#### TASK TO COMPLETE
Pick out every line in the data below that holds "icon".
═════ PROVIDED DATA
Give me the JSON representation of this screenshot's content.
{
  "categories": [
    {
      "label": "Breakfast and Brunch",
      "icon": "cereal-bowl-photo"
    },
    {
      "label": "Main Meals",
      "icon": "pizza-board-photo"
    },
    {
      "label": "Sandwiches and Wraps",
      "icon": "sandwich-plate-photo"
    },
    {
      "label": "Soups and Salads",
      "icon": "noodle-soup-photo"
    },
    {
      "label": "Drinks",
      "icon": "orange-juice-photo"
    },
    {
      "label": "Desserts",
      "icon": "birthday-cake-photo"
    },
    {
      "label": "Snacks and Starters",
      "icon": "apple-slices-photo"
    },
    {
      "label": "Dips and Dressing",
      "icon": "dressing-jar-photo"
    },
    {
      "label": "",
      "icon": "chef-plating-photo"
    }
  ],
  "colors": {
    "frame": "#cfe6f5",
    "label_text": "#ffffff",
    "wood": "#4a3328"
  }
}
══════════
#### FINAL RESULT
      "icon": "cereal-bowl-photo"
      "icon": "pizza-board-photo"
      "icon": "sandwich-plate-photo"
      "icon": "noodle-soup-photo"
      "icon": "orange-juice-photo"
      "icon": "birthday-cake-photo"
      "icon": "apple-slices-photo"
      "icon": "dressing-jar-photo"
      "icon": "chef-plating-photo"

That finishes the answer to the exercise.